## START
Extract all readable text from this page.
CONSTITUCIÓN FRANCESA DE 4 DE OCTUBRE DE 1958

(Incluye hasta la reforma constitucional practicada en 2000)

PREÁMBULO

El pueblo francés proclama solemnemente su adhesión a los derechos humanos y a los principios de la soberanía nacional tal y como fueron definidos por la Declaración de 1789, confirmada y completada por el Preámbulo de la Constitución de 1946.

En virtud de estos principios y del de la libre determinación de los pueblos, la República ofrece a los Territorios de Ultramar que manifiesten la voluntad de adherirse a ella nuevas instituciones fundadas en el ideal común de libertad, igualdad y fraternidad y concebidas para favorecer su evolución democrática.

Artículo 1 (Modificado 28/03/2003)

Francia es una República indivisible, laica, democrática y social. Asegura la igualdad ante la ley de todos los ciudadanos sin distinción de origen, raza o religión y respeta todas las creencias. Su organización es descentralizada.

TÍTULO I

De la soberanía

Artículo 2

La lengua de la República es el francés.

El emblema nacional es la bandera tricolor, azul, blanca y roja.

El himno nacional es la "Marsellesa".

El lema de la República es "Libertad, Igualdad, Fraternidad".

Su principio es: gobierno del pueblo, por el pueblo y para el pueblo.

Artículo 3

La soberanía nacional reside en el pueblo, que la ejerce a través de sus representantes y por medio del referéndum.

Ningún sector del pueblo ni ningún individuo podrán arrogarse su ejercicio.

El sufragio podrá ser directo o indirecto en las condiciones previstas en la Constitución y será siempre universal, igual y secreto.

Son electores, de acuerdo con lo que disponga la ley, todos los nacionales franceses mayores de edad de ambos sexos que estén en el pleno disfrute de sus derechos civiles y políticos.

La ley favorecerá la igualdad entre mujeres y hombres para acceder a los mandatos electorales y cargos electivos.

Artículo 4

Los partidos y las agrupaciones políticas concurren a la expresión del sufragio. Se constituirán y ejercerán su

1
## END
**What this task involves:** Tally up the lines holding the word "democrática" in the data above, and answer with that figure only.

**The reply:** 2